-- Challenge --
Every record should be written out exactly, please.

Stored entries
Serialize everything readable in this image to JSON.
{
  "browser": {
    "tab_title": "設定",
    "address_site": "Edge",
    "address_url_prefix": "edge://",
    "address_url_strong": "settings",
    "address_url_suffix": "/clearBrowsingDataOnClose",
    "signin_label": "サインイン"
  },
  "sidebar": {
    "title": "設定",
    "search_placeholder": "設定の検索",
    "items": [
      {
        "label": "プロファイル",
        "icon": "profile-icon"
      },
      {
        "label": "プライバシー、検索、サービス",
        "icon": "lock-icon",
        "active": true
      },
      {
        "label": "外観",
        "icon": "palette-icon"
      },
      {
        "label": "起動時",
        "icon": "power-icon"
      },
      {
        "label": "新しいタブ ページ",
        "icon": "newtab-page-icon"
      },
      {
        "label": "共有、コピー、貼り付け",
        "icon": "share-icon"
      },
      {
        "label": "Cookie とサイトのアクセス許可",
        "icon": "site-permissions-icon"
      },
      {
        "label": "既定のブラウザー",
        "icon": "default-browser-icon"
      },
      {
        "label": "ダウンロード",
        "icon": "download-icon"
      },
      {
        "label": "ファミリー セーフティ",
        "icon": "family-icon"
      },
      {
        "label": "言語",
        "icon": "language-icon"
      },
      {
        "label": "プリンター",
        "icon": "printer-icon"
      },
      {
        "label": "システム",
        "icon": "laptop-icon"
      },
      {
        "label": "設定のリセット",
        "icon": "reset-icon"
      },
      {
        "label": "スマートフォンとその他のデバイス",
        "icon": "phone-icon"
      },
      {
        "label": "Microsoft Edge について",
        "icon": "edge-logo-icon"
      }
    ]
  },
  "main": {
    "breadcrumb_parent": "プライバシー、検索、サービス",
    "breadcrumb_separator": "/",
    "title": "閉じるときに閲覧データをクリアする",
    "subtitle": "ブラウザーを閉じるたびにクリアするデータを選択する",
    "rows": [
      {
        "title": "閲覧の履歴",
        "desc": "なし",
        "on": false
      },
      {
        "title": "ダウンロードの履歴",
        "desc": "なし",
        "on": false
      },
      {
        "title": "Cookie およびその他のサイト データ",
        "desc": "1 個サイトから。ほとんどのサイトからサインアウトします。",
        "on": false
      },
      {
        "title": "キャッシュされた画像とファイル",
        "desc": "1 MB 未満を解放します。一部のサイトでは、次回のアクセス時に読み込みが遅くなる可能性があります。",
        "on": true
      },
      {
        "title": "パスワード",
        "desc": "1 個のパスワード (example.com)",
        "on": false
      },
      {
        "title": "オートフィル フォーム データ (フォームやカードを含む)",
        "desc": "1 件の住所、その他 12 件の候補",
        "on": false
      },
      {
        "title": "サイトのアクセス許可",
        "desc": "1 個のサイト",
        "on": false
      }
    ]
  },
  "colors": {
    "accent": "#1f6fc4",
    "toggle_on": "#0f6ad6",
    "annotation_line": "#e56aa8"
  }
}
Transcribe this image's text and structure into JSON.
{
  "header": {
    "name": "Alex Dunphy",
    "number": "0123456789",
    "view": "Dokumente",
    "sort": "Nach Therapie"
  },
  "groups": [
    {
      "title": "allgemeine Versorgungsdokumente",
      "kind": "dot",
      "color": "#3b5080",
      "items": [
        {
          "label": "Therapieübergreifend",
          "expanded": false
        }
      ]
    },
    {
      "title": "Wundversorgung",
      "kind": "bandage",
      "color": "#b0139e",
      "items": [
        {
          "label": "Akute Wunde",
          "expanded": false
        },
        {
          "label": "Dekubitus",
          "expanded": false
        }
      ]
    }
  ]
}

-- Result below --
Serialize everything readable in this image to JSON.
{
  "browser": {
    "tab_title": "設定",
    "address_site": "Edge",
    "address_url_prefix": "edge://",
    "address_url_strong": "settings",
    "address_url_suffix": "/clearBrowsingDataOnClose",
    "signin_label": "サインイン"
  },
  "sidebar": {
    "title": "設定",
    "search_placeholder": "設定の検索",
    "items": [
      {
        "label": "プロファイル",
        "icon": "profile-icon"
      },
      {
        "label": "プライバシー、検索、サービス",
        "icon": "lock-icon",
        "active": true
      },
      {
        "label": "外観",
        "icon": "palette-icon"
      },
      {
        "label": "起動時",
        "icon": "power-icon"
      },
      {
        "label": "新しいタブ ページ",
        "icon": "newtab-page-icon"
      },
      {
        "label": "共有、コピー、貼り付け",
        "icon": "share-icon"
      },
      {
        "label": "Cookie とサイトのアクセス許可",
        "icon": "site-permissions-icon"
      },
      {
        "label": "既定のブラウザー",
        "icon": "default-browser-icon"
      },
      {
        "label": "ダウンロード",
        "icon": "download-icon"
      },
      {
        "label": "ファミリー セーフティ",
        "icon": "family-icon"
      },
      {
        "label": "言語",
        "icon": "language-icon"
      },
      {
        "label": "プリンター",
        "icon": "printer-icon"
      },
      {
        "label": "システム",
        "icon": "laptop-icon"
      },
      {
        "label": "設定のリセット",
        "icon": "reset-icon"
      },
      {
        "label": "スマートフォンとその他のデバイス",
        "icon": "phone-icon"
      },
      {
        "label": "Microsoft Edge について",
        "icon": "edge-logo-icon"
      }
    ]
  },
  "main": {
    "breadcrumb_parent": "プライバシー、検索、サービス",
    "breadcrumb_separator": "/",
    "title": "閉じるときに閲覧データをクリアする",
    "subtitle": "ブラウザーを閉じるたびにクリアするデータを選択する",
    "rows": [
      {
        "title": "閲覧の履歴",
        "desc": "なし",
        "on": false
      },
      {
        "title": "ダウンロードの履歴",
        "desc": "なし",
        "on": false
      },
      {
        "title": "Cookie およびその他のサイト データ",
        "desc": "1 個サイトから。ほとんどのサイトからサインアウトします。",
        "on": false
      },
      {
        "title": "キャッシュされた画像とファイル",
        "desc": "1 MB 未満を解放します。一部のサイトでは、次回のアクセス時に読み込みが遅くなる可能性があります。",
        "on": true
      },
      {
        "title": "パスワード",
        "desc": "1 個のパスワード (example.com)",
        "on": false
      },
      {
        "title": "オートフィル フォーム データ (フォームやカードを含む)",
        "desc": "1 件の住所、その他 12 件の候補",
        "on": false
      },
      {
        "title": "サイトのアクセス許可",
        "desc": "1 個のサイト",
        "on": false
      }
    ]
  },
  "colors": {
    "accent": "#1f6fc4",
    "toggle_on": "#0f6ad6",
    "annotation_line": "#e56aa8"
  }
}
Transcribe this image's text and structure into JSON.
{
  "header": {
    "name": "Alex Dunphy",
    "number": "0123456789",
    "view": "Dokumente",
    "sort": "Nach Therapie"
  },
  "groups": [
    {
      "title": "allgemeine Versorgungsdokumente",
      "kind": "dot",
      "color": "#3b5080",
      "items": [
        {
          "label": "Therapieübergreifend",
          "expanded": false
        }
      ]
    },
    {
      "title": "Wundversorgung",
      "kind": "bandage",
      "color": "#b0139e",
      "items": [
        {
          "label": "Akute Wunde",
          "expanded": false
        },
        {
          "label": "Dekubitus",
          "expanded": false
        }
      ]
    }
  ]
}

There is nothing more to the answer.